▶ _ARBEITSANWEISUNGEN_:
(1) Der Text über Boris Johnson geht nacheinander drei Szenarien für die Grenze zwischen der EU und Großbritannien durch. Zähle sie auf und nenne zu jedem, was laut Text daraus folgt.
(2) Gib bitte aus den Datensätzen alles von der Zeile mit „series-label: [³H]-Ac 2min“ bis hinunter zur Zeile mit „gel-band bbox=[370, 10, 400, 38]“ unverändert aus, beide Zeilen eingeschlossen.

Boris Johnson startet zur nächsten Mondlandung
Die Tories wandeln sich zu einer Nationalistentruppe. Ein Lügner wird ihr Chef. Was uns das angeht? Er wird Premierminister.
Alles roger. Wenn es vor 50 Jahren möglich gewesen ist, zum Mond zu fliegen, dann können wir auch das „Problem des reibungslosen Handels an der nordirischen Grenze lösen“. Das sagte Boris Johnson, aller Voraussicht nach neuer Premierminister Großbritanniens, am Montag. Wie stets verriet er auch diesmal nicht, wie das Problem des reibungslosen Mondflugs von London nach Dublin zu bewältigen wäre.
Verlässt das Königreich die EU und ihre Zollunion, wird es eine Grenze zwischen der Europäischen Union und Großbritannien geben. Und zwar mit Kontrollen, wo und wie immer die stattfinden.
Bleibt das Königreich in der EU oder wenigstens in der Zollunion, wird es keine Grenzkontrollen geben müssen.
Salomonischer Kompromiss zwischen Variante 1 und Variante 2: der Austrittsvertrag. Zwei Jahre lang wird sich gar nichts ändern. Gibt es dann noch immer keine Lösung, etwa einen umfassenden Handelsvertrag, tritt Variante 2 in Kraft – so lange, bis eine Lösung gefunden ist. Diesen Kompromiss lehnt Johnson, Cheerleader der Brexit-Fans, vehement ab. Er verspricht, dank seiner Persönlichkeit die Realität zu ändern: Großbritannien tritt aus der EU aus und bleibt trotzdem drinnen, weil es „reibungslosen“, also: grenzenlosen, Handel geben wird. Ein echter Boris. Kürzlich hielt er bei einer Rede einen verpackten Räucherhering in die Höhe und sagte, die EU zwinge die armen Fischer dazu, ihre Ware nur noch auf teuren Eiskissen zu liefern. Das war gelogen. Es handelt sich um eine britische Vorschrift. Und das war beileibe nicht die erste Lüge des Mr. Johnson.

▶ _MATERIAL ZUR AUFGABE_:

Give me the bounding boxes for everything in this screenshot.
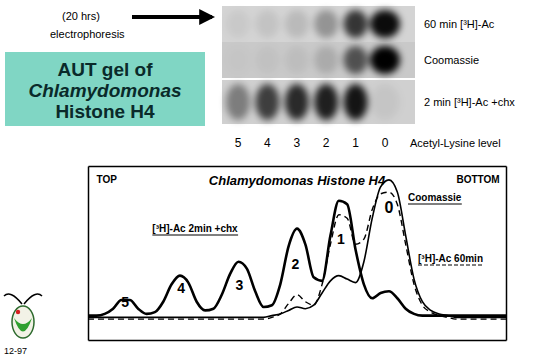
series-label: [³H]-Ac 2min +chx bbox=[152, 223, 238, 234]
gel-band bbox=[370, 84, 400, 120]
axis bbox=[89, 166, 507, 167]
lane-label: Coomassie bbox=[424, 54, 479, 66]
arrow-caption: (20 hrs) bbox=[62, 10, 100, 22]
gel-band bbox=[255, 10, 279, 38]
gel-band bbox=[370, 10, 400, 38]
figure: (20 hrs)electrophoresisAUT gel ofChlamyd… bbox=[0, 0, 540, 360]
gel-band bbox=[344, 46, 368, 74]
trace-line bbox=[88, 192, 506, 319]
date: 12-97 bbox=[4, 346, 27, 356]
gel-band bbox=[285, 46, 309, 74]
axis bbox=[506, 167, 507, 341]
gel-band bbox=[226, 84, 250, 120]
lane-label: 2 min [³H]-Ac +chx bbox=[424, 96, 515, 108]
lane-label: 60 min [³H]-Ac bbox=[424, 18, 495, 30]
gel-band bbox=[226, 10, 250, 38]
level-label: 3 bbox=[293, 136, 300, 150]
flagellum bbox=[4, 294, 22, 304]
arrow bbox=[132, 15, 212, 19]
peak-label: 3 bbox=[235, 277, 243, 293]
peak-label: 4 bbox=[177, 280, 185, 296]
gel-lane bbox=[222, 80, 415, 124]
gel-band bbox=[255, 84, 279, 120]
arrow-caption: electrophoresis bbox=[50, 28, 125, 40]
series-label: Coomassie bbox=[408, 192, 462, 203]
series-label-underline bbox=[408, 203, 462, 204]
cell-body bbox=[12, 306, 34, 338]
chart-title: Chlamydomonas Histone H4 bbox=[209, 173, 386, 188]
level-label: 2 bbox=[323, 136, 330, 150]
trace-line bbox=[88, 201, 506, 316]
cell-icon bbox=[4, 294, 42, 338]
title-line: AUT gel of bbox=[58, 59, 154, 80]
gel-lane bbox=[222, 42, 415, 78]
title-line: Chlamydomonas bbox=[28, 80, 181, 101]
peak-label: 1 bbox=[337, 231, 345, 247]
axis-line bbox=[89, 166, 507, 168]
gel-band bbox=[226, 46, 250, 74]
axis-line bbox=[89, 340, 507, 342]
gel-band bbox=[285, 84, 309, 120]
level-label: 5 bbox=[235, 136, 242, 150]
gel bbox=[222, 6, 415, 124]
level-axis-label: Acetyl-Lysine level bbox=[410, 137, 501, 149]
trace-line bbox=[88, 180, 506, 317]
gel-band bbox=[370, 46, 400, 74]
chloroplast bbox=[14, 318, 32, 332]
gel-band bbox=[344, 10, 368, 38]
series-label-underline bbox=[152, 234, 238, 235]
peak-label: 5 bbox=[121, 294, 129, 310]
series-label: [³H]-Ac 60min bbox=[418, 253, 483, 264]
peak-label: 2 bbox=[291, 256, 299, 272]
series-label-underline bbox=[418, 264, 483, 265]
level-label: 4 bbox=[264, 136, 271, 150]
axis bbox=[89, 340, 507, 341]
gel-band bbox=[255, 46, 279, 74]
title-box bbox=[5, 52, 205, 126]
level-label: 0 bbox=[382, 136, 389, 150]
eyespot bbox=[16, 310, 20, 314]
gel-band bbox=[314, 46, 338, 74]
flagellum bbox=[24, 294, 42, 304]
plot-area bbox=[88, 180, 506, 319]
end-label: TOP bbox=[97, 174, 118, 185]
peak-label: 0 bbox=[385, 199, 394, 216]
gel-band bbox=[314, 84, 338, 120]
title-line: Histone H4 bbox=[55, 101, 155, 122]
gel-band bbox=[314, 10, 338, 38]
gel-band bbox=[344, 84, 368, 120]
gel-lane bbox=[222, 6, 415, 42]
level-label: 1 bbox=[352, 136, 359, 150]
gel-band bbox=[285, 10, 309, 38]
end-label: BOTTOM bbox=[456, 174, 499, 185]
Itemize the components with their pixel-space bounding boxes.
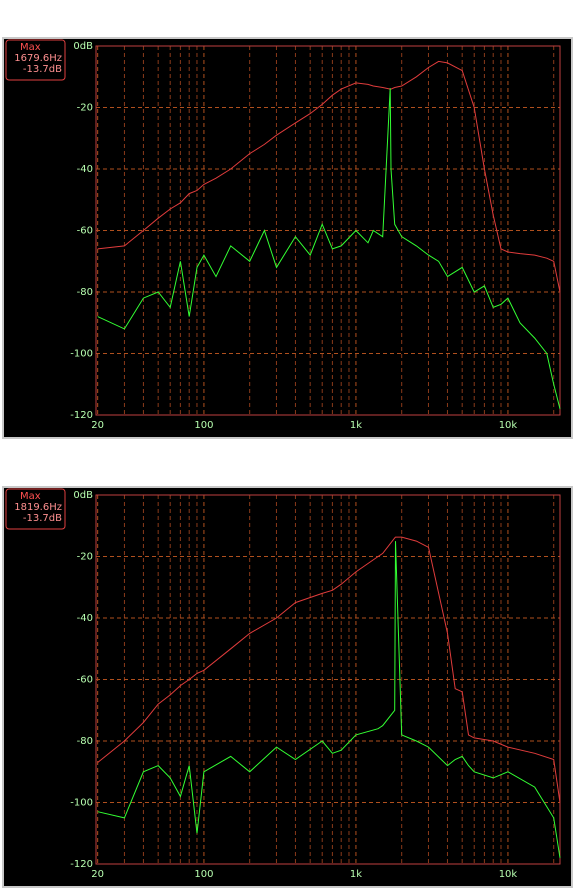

▶ _VOLLSTÄNDIGE ANTWORTEN_:
(1)
- Das Königreich verlässt die EU und ihre Zollunion: Dann wird es eine Grenze zwischen der Europäischen Union und Großbritannien geben, mit Kontrollen, wo und wie immer diese stattfinden.
- Das Königreich bleibt in der EU oder wenigstens in der Zollunion: Dann wird es keine Grenzkontrollen geben müssen.
- Der Austrittsvertrag als Kompromiss zwischen beiden Varianten: Zwei Jahre lang ändert sich gar nichts. Gibt es dann noch immer keine Lösung, etwa einen umfassenden Handelsvertrag, tritt Variante 2 in Kraft, so lange, bis eine Lösung gefunden ist.

(2)
series-label: [³H]-Ac 2min +chx bbox=[152, 223, 238, 234]
gel-band bbox=[370, 84, 400, 120]
axis bbox=[89, 166, 507, 167]
lane-label: Coomassie bbox=[424, 54, 479, 66]
arrow-caption: (20 hrs) bbox=[62, 10, 100, 22]
gel-band bbox=[255, 10, 279, 38]
gel-band bbox=[370, 10, 400, 38]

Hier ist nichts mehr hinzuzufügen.